> _Dataset records_
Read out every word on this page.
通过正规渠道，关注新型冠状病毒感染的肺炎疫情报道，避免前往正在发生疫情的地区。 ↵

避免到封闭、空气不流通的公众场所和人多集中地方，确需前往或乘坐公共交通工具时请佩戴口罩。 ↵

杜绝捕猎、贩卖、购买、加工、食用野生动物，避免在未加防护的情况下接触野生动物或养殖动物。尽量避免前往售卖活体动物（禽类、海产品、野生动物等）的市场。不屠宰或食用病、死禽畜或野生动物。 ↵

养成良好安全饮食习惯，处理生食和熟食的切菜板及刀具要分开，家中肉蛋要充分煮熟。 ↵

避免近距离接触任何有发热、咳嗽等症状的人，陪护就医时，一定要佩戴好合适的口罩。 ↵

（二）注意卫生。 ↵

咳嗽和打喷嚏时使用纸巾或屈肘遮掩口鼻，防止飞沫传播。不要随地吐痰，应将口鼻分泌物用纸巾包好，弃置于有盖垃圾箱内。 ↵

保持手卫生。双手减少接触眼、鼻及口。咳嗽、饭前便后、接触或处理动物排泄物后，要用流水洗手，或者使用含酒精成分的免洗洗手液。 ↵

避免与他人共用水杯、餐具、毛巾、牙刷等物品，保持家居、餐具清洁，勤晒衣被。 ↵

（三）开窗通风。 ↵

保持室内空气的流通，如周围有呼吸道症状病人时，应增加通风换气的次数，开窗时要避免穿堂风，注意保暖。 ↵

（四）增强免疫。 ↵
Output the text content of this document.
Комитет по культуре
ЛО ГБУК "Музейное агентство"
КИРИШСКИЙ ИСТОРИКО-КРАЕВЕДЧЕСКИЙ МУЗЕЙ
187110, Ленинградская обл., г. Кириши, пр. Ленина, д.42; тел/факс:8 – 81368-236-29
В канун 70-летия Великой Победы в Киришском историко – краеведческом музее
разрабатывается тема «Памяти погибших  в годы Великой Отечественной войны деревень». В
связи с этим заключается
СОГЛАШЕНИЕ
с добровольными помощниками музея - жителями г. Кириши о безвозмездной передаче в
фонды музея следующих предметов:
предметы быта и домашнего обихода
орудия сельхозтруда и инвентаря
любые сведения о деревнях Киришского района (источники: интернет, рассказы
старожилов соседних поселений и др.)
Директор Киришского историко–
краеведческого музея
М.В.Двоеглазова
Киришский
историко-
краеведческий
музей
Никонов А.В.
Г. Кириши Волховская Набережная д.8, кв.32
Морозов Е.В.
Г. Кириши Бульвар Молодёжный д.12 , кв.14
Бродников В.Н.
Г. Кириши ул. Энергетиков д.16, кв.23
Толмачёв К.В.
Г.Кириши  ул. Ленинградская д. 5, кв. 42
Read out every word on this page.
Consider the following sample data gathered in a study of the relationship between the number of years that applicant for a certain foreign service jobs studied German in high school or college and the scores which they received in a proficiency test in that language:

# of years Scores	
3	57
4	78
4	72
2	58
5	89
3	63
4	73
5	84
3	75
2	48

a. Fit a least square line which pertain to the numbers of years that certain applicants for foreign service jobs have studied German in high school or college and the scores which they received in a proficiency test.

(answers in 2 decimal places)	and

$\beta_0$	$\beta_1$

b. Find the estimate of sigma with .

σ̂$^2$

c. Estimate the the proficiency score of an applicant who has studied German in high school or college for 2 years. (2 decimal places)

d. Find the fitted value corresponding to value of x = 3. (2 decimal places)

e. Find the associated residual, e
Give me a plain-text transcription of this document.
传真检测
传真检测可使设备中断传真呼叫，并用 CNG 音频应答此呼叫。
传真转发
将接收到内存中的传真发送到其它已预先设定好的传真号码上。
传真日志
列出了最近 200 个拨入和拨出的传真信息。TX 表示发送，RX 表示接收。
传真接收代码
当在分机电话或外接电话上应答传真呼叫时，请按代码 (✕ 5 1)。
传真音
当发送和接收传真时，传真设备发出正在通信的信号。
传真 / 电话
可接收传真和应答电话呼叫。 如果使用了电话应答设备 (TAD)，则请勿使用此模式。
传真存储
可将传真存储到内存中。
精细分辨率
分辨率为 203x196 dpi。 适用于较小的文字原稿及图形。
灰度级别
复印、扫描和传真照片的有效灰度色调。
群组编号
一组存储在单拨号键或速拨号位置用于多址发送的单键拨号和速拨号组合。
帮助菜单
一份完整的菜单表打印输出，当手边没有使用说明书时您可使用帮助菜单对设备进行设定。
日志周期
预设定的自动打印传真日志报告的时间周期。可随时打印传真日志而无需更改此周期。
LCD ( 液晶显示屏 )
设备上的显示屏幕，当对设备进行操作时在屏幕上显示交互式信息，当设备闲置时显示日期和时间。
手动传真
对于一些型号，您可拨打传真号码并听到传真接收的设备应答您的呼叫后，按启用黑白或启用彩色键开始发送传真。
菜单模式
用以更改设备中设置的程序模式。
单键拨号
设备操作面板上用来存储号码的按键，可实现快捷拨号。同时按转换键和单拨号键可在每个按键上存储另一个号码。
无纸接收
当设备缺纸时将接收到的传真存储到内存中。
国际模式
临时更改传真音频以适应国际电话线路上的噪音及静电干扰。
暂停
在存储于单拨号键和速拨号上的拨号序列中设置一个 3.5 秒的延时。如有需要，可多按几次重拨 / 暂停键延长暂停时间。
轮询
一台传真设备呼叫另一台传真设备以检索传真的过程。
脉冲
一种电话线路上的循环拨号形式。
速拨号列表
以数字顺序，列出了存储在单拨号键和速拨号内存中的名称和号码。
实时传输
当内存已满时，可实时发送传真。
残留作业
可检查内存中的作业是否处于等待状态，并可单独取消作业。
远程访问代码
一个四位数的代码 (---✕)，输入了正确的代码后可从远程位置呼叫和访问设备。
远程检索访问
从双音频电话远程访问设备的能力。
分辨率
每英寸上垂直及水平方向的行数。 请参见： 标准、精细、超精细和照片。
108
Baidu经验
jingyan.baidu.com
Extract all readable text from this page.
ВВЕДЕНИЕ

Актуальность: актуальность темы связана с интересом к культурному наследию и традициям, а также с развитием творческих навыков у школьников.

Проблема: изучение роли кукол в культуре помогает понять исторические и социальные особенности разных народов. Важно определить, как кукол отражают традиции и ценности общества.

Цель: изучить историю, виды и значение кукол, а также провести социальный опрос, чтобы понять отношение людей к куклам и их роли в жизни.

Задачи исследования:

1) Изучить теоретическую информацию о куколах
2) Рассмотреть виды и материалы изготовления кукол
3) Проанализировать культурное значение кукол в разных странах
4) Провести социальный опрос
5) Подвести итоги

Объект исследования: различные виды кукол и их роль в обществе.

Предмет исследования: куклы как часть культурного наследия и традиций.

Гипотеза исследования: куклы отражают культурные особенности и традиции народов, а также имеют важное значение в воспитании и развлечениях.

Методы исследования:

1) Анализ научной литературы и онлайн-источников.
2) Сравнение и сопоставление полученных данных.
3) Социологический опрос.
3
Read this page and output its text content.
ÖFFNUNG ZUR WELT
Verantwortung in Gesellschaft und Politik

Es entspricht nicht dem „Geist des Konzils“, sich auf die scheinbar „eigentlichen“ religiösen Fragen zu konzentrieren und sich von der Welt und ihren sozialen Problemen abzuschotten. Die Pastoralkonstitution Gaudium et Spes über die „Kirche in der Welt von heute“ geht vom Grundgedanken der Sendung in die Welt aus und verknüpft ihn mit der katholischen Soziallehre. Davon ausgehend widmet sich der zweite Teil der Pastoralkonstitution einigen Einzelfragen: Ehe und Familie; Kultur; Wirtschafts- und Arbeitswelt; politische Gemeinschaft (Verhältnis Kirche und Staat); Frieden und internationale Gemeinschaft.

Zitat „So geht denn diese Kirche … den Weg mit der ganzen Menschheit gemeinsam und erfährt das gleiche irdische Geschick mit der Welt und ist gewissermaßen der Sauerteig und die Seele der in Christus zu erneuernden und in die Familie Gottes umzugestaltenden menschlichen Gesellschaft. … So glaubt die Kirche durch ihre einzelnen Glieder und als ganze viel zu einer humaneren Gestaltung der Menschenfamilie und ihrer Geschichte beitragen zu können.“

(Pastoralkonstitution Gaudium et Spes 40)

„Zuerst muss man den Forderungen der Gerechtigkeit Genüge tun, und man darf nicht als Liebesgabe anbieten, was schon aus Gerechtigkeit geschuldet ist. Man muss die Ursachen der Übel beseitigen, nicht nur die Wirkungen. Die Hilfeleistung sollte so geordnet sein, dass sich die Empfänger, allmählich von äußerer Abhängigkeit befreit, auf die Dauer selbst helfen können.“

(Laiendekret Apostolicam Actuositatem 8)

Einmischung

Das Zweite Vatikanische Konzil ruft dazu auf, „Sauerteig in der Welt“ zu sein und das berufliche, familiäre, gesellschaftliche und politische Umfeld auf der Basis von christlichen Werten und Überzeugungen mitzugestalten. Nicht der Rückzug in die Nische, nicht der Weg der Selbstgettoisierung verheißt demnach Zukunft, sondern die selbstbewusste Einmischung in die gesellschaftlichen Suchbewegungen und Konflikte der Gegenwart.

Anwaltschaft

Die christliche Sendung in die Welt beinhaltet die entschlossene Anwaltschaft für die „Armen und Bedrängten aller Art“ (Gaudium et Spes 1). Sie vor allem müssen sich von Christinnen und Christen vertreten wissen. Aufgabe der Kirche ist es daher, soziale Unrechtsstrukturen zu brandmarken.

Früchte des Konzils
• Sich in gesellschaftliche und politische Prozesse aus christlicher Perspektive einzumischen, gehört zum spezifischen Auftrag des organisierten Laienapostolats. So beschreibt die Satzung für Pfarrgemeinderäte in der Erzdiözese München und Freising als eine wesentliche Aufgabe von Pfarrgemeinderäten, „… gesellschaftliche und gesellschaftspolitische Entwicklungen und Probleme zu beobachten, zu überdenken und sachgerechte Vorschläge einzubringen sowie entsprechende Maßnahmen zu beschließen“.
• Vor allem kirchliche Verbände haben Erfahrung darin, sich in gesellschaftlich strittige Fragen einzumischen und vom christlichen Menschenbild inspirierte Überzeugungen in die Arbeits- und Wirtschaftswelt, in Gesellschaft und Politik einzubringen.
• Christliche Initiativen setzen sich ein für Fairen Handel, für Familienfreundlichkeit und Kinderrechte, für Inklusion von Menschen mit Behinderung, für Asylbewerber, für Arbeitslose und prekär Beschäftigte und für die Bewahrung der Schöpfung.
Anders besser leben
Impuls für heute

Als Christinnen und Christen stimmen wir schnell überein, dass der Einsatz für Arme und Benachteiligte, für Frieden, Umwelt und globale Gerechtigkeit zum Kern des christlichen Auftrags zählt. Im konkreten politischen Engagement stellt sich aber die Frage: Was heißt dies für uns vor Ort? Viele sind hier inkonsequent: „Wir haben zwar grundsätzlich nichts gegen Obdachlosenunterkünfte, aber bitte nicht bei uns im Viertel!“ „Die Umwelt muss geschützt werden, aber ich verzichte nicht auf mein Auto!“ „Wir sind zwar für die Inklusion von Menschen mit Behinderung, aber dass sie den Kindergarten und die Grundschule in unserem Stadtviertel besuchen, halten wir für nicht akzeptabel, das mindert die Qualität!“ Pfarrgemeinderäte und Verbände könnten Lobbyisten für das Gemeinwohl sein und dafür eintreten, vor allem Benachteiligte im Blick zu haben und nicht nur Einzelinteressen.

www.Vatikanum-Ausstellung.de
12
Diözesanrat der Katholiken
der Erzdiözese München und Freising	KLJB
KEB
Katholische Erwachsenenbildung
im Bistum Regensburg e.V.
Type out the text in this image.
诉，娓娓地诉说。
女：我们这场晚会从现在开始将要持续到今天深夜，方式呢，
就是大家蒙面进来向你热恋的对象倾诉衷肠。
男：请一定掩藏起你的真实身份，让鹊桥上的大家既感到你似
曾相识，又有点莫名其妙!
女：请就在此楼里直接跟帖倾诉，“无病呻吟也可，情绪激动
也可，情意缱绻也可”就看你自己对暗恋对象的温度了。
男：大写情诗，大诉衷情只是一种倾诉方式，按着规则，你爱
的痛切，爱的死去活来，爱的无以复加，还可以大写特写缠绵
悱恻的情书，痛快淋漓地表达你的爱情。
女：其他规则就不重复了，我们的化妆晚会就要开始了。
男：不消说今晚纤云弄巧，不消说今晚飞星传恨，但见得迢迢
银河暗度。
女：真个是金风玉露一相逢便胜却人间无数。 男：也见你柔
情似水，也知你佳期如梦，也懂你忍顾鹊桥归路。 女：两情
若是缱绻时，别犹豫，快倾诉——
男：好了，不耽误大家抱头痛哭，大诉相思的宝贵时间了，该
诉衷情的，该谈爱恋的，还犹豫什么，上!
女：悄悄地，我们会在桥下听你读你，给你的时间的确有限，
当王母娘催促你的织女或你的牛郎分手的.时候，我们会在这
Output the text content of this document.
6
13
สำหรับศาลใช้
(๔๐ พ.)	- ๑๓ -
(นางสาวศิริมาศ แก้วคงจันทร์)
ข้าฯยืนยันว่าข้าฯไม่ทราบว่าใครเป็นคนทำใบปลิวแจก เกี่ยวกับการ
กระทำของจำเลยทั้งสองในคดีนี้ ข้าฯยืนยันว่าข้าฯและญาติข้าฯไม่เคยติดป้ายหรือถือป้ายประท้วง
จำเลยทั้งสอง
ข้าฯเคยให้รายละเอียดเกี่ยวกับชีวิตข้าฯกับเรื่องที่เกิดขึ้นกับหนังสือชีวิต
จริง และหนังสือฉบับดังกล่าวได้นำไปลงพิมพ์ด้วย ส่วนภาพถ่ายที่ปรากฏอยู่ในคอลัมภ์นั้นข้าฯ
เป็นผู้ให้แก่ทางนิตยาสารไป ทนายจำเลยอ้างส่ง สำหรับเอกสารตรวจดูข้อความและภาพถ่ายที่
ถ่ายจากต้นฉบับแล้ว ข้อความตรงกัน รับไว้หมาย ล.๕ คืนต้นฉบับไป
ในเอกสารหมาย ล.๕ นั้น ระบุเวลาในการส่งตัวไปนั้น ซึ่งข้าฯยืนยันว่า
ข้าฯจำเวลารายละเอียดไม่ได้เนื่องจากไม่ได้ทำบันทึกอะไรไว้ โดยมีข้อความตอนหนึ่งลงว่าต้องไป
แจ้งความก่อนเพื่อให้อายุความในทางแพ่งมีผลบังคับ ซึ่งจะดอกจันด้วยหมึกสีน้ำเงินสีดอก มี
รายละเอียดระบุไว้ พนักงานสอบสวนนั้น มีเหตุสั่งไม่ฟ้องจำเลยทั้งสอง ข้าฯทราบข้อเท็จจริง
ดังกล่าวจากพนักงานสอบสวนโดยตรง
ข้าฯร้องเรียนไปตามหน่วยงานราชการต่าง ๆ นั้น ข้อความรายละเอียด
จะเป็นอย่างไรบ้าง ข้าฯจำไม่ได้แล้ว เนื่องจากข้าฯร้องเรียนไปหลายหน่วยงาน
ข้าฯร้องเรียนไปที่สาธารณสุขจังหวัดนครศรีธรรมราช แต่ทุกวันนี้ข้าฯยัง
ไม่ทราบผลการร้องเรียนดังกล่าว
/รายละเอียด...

> _What you need to do_
Report the number of lines that contain "München", with no other words.

> _Expected output_
2